▶ [Exercise brief]: Take each line of the records below that contains the string "traits" and copy it.

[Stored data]
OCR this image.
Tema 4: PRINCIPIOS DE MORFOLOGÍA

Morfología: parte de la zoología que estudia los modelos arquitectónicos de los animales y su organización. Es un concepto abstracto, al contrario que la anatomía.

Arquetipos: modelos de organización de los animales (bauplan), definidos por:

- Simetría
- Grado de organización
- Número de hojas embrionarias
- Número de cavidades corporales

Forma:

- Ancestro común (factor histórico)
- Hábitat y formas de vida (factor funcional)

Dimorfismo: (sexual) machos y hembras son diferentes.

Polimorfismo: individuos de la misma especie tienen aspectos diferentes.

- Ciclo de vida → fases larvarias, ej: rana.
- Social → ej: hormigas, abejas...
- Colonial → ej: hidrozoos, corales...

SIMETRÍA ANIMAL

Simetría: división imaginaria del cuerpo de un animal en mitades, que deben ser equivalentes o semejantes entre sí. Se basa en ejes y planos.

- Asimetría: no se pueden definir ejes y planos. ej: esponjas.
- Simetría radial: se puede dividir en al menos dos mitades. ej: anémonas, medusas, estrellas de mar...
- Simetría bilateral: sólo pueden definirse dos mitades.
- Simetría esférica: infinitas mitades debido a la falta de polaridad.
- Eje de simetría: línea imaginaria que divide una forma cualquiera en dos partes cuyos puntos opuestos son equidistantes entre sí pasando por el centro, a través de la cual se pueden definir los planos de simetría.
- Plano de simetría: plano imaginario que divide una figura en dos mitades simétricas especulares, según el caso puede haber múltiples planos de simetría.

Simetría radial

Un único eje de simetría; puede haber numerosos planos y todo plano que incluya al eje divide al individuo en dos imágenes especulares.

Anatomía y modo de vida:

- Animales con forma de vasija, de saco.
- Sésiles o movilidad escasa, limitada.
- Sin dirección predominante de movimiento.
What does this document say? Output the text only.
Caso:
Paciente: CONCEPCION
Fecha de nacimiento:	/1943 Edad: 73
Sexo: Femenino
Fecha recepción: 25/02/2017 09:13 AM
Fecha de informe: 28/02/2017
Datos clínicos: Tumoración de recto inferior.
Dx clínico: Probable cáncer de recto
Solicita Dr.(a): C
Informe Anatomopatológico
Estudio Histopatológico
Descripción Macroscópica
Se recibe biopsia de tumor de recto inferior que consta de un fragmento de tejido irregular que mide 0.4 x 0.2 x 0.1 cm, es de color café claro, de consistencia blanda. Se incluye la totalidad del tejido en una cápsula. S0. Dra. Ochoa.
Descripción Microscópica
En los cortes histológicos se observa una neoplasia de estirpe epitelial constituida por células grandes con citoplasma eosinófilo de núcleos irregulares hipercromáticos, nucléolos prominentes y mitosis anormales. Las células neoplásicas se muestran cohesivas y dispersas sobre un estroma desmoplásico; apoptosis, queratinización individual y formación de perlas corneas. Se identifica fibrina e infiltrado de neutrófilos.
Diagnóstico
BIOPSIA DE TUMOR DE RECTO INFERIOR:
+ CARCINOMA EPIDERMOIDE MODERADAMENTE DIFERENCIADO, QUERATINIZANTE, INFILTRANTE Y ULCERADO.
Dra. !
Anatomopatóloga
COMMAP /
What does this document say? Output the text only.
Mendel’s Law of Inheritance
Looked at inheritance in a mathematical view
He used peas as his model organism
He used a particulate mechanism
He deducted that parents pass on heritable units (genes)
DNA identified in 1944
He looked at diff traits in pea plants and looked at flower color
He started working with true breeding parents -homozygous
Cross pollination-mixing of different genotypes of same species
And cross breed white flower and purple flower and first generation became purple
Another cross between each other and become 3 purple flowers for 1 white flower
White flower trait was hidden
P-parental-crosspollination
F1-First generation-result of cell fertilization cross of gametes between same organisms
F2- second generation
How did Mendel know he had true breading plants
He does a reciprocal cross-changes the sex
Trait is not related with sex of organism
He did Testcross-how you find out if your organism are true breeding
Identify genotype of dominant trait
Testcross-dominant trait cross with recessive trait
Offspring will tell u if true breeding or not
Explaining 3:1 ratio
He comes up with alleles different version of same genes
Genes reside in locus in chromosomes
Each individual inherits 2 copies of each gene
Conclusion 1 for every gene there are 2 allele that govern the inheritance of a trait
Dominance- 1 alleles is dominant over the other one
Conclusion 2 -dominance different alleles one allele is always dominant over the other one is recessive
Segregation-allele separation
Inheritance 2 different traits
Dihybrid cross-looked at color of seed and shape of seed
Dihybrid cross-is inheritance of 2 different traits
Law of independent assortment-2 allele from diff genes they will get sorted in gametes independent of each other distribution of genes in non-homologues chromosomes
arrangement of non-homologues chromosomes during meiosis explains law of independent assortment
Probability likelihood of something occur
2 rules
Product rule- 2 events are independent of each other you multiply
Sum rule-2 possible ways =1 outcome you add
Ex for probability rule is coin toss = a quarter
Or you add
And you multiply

▶ [Exercise answer]:
He looked at diff traits in pea plants and looked at flower color
Inheritance 2 different traits
Dihybrid cross-is inheritance of 2 different traits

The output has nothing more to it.